EXERCISE TASK
Below, find each line holding "Collections" and state how many there are, using the number alone.

● ● ●

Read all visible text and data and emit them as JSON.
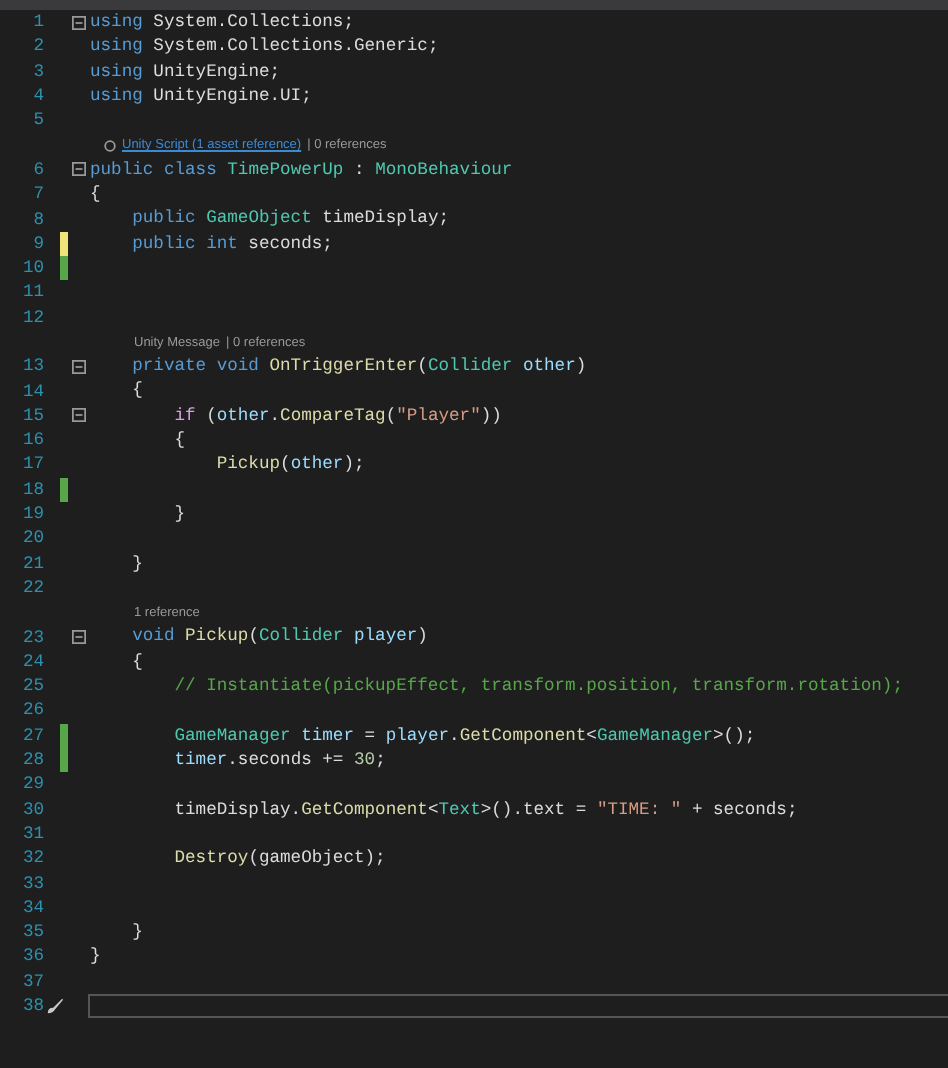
{
  "rows": [
    {
      "kind": "code",
      "number": "1",
      "edited": false,
      "fold": true,
      "tokens": [
        {
          "t": "using",
          "kind": "keyword"
        },
        {
          "t": " System.Collections;",
          "kind": "plain"
        }
      ]
    },
    {
      "kind": "code",
      "number": "2",
      "edited": false,
      "fold": false,
      "tokens": [
        {
          "t": "using",
          "kind": "keyword"
        },
        {
          "t": " System.Collections.Generic;",
          "kind": "plain"
        }
      ]
    },
    {
      "kind": "code",
      "number": "3",
      "edited": false,
      "fold": false,
      "tokens": [
        {
          "t": "using",
          "kind": "keyword"
        },
        {
          "t": " UnityEngine;",
          "kind": "plain"
        }
      ]
    },
    {
      "kind": "code",
      "number": "4",
      "edited": false,
      "fold": false,
      "tokens": [
        {
          "t": "using",
          "kind": "keyword"
        },
        {
          "t": " UnityEngine.UI;",
          "kind": "plain"
        }
      ]
    },
    {
      "kind": "code",
      "number": "5",
      "edited": false,
      "fold": false,
      "tokens": []
    },
    {
      "kind": "lens",
      "parts": [
        {
          "t": "Unity Script (1 asset reference)",
          "link": true
        },
        {
          "t": "| 0 references",
          "link": false
        }
      ]
    },
    {
      "kind": "code",
      "number": "6",
      "edited": false,
      "fold": true,
      "tokens": [
        {
          "t": "public class ",
          "kind": "keyword"
        },
        {
          "t": "TimePowerUp",
          "kind": "type"
        },
        {
          "t": " : ",
          "kind": "plain"
        },
        {
          "t": "MonoBehaviour",
          "kind": "type"
        }
      ]
    },
    {
      "kind": "code",
      "number": "7",
      "edited": false,
      "fold": false,
      "tokens": [
        {
          "t": "{",
          "kind": "plain"
        }
      ]
    },
    {
      "kind": "code",
      "number": "8",
      "edited": false,
      "fold": false,
      "tokens": [
        {
          "t": "    public ",
          "kind": "keyword"
        },
        {
          "t": "GameObject",
          "kind": "type"
        },
        {
          "t": " timeDisplay;",
          "kind": "plain"
        }
      ]
    },
    {
      "kind": "code",
      "number": "9",
      "edited": true,
      "saved": false,
      "fold": false,
      "tokens": [
        {
          "t": "    public int",
          "kind": "keyword"
        },
        {
          "t": " seconds;",
          "kind": "plain"
        }
      ]
    },
    {
      "kind": "code",
      "number": "10",
      "edited": true,
      "saved": true,
      "fold": false,
      "tokens": []
    },
    {
      "kind": "code",
      "number": "11",
      "edited": false,
      "fold": false,
      "tokens": []
    },
    {
      "kind": "code",
      "number": "12",
      "edited": false,
      "fold": false,
      "tokens": []
    },
    {
      "kind": "lens",
      "parts": [
        {
          "t": "Unity Message",
          "link": false
        },
        {
          "t": "| 0 references",
          "link": false
        }
      ]
    },
    {
      "kind": "code",
      "number": "13",
      "edited": false,
      "fold": true,
      "tokens": [
        {
          "t": "    private void ",
          "kind": "keyword"
        },
        {
          "t": "OnTriggerEnter",
          "kind": "method"
        },
        {
          "t": "(",
          "kind": "plain"
        },
        {
          "t": "Collider",
          "kind": "type"
        },
        {
          "t": " other",
          "kind": "param"
        },
        {
          "t": ")",
          "kind": "plain"
        }
      ]
    },
    {
      "kind": "code",
      "number": "14",
      "edited": false,
      "fold": false,
      "tokens": [
        {
          "t": "    {",
          "kind": "plain"
        }
      ]
    },
    {
      "kind": "code",
      "number": "15",
      "edited": false,
      "fold": true,
      "tokens": [
        {
          "t": "        if",
          "kind": "control"
        },
        {
          "t": " (",
          "kind": "plain"
        },
        {
          "t": "other",
          "kind": "param"
        },
        {
          "t": ".",
          "kind": "plain"
        },
        {
          "t": "CompareTag",
          "kind": "method"
        },
        {
          "t": "(",
          "kind": "plain"
        },
        {
          "t": "\"Player\"",
          "kind": "string"
        },
        {
          "t": "))",
          "kind": "plain"
        }
      ]
    },
    {
      "kind": "code",
      "number": "16",
      "edited": false,
      "fold": false,
      "tokens": [
        {
          "t": "        {",
          "kind": "plain"
        }
      ]
    },
    {
      "kind": "code",
      "number": "17",
      "edited": false,
      "fold": false,
      "tokens": [
        {
          "t": "            Pickup",
          "kind": "method"
        },
        {
          "t": "(",
          "kind": "plain"
        },
        {
          "t": "other",
          "kind": "param"
        },
        {
          "t": ");",
          "kind": "plain"
        }
      ]
    },
    {
      "kind": "code",
      "number": "18",
      "edited": true,
      "saved": true,
      "fold": false,
      "tokens": []
    },
    {
      "kind": "code",
      "number": "19",
      "edited": false,
      "fold": false,
      "tokens": [
        {
          "t": "        }",
          "kind": "plain"
        }
      ]
    },
    {
      "kind": "code",
      "number": "20",
      "edited": false,
      "fold": false,
      "tokens": []
    },
    {
      "kind": "code",
      "number": "21",
      "edited": false,
      "fold": false,
      "tokens": [
        {
          "t": "    }",
          "kind": "plain"
        }
      ]
    },
    {
      "kind": "code",
      "number": "22",
      "edited": false,
      "fold": false,
      "tokens": []
    },
    {
      "kind": "lens",
      "parts": [
        {
          "t": "1 reference",
          "link": false
        }
      ]
    },
    {
      "kind": "code",
      "number": "23",
      "edited": false,
      "fold": true,
      "tokens": [
        {
          "t": "    void ",
          "kind": "keyword"
        },
        {
          "t": "Pickup",
          "kind": "method"
        },
        {
          "t": "(",
          "kind": "plain"
        },
        {
          "t": "Collider",
          "kind": "type"
        },
        {
          "t": " player",
          "kind": "param"
        },
        {
          "t": ")",
          "kind": "plain"
        }
      ]
    },
    {
      "kind": "code",
      "number": "24",
      "edited": false,
      "fold": false,
      "tokens": [
        {
          "t": "    {",
          "kind": "plain"
        }
      ]
    },
    {
      "kind": "code",
      "number": "25",
      "edited": false,
      "fold": false,
      "tokens": [
        {
          "t": "        // Instantiate(pickupEffect, transform.position, transform.rotation);",
          "kind": "comment"
        }
      ]
    },
    {
      "kind": "code",
      "number": "26",
      "edited": false,
      "fold": false,
      "tokens": []
    },
    {
      "kind": "code",
      "number": "27",
      "edited": true,
      "saved": true,
      "fold": false,
      "tokens": [
        {
          "t": "        GameManager",
          "kind": "type"
        },
        {
          "t": " timer",
          "kind": "param"
        },
        {
          "t": " = ",
          "kind": "plain"
        },
        {
          "t": "player",
          "kind": "param"
        },
        {
          "t": ".",
          "kind": "plain"
        },
        {
          "t": "GetComponent",
          "kind": "method"
        },
        {
          "t": "<",
          "kind": "plain"
        },
        {
          "t": "GameManager",
          "kind": "type"
        },
        {
          "t": ">();",
          "kind": "plain"
        }
      ]
    },
    {
      "kind": "code",
      "number": "28",
      "edited": true,
      "saved": true,
      "fold": false,
      "tokens": [
        {
          "t": "        timer",
          "kind": "param"
        },
        {
          "t": ".seconds += ",
          "kind": "plain"
        },
        {
          "t": "30",
          "kind": "number"
        },
        {
          "t": ";",
          "kind": "plain"
        }
      ]
    },
    {
      "kind": "code",
      "number": "29",
      "edited": false,
      "fold": false,
      "tokens": []
    },
    {
      "kind": "code",
      "number": "30",
      "edited": false,
      "fold": false,
      "tokens": [
        {
          "t": "        timeDisplay.",
          "kind": "plain"
        },
        {
          "t": "GetComponent",
          "kind": "method"
        },
        {
          "t": "<",
          "kind": "plain"
        },
        {
          "t": "Text",
          "kind": "type"
        },
        {
          "t": ">().text = ",
          "kind": "plain"
        },
        {
          "t": "\"TIME: \"",
          "kind": "string"
        },
        {
          "t": " + seconds;",
          "kind": "plain"
        }
      ]
    },
    {
      "kind": "code",
      "number": "31",
      "edited": false,
      "fold": false,
      "tokens": []
    },
    {
      "kind": "code",
      "number": "32",
      "edited": false,
      "fold": false,
      "tokens": [
        {
          "t": "        Destroy",
          "kind": "method"
        },
        {
          "t": "(gameObject);",
          "kind": "plain"
        }
      ]
    },
    {
      "kind": "code",
      "number": "33",
      "edited": false,
      "fold": false,
      "tokens": []
    },
    {
      "kind": "code",
      "number": "34",
      "edited": false,
      "fold": false,
      "tokens": []
    },
    {
      "kind": "code",
      "number": "35",
      "edited": false,
      "fold": false,
      "tokens": [
        {
          "t": "    }",
          "kind": "plain"
        }
      ]
    },
    {
      "kind": "code",
      "number": "36",
      "edited": false,
      "fold": false,
      "tokens": [
        {
          "t": "}",
          "kind": "plain"
        }
      ]
    },
    {
      "kind": "code",
      "number": "37",
      "edited": false,
      "fold": false,
      "tokens": []
    },
    {
      "kind": "input",
      "number": "38"
    }
  ]
}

● ● ●

OUTPUT
2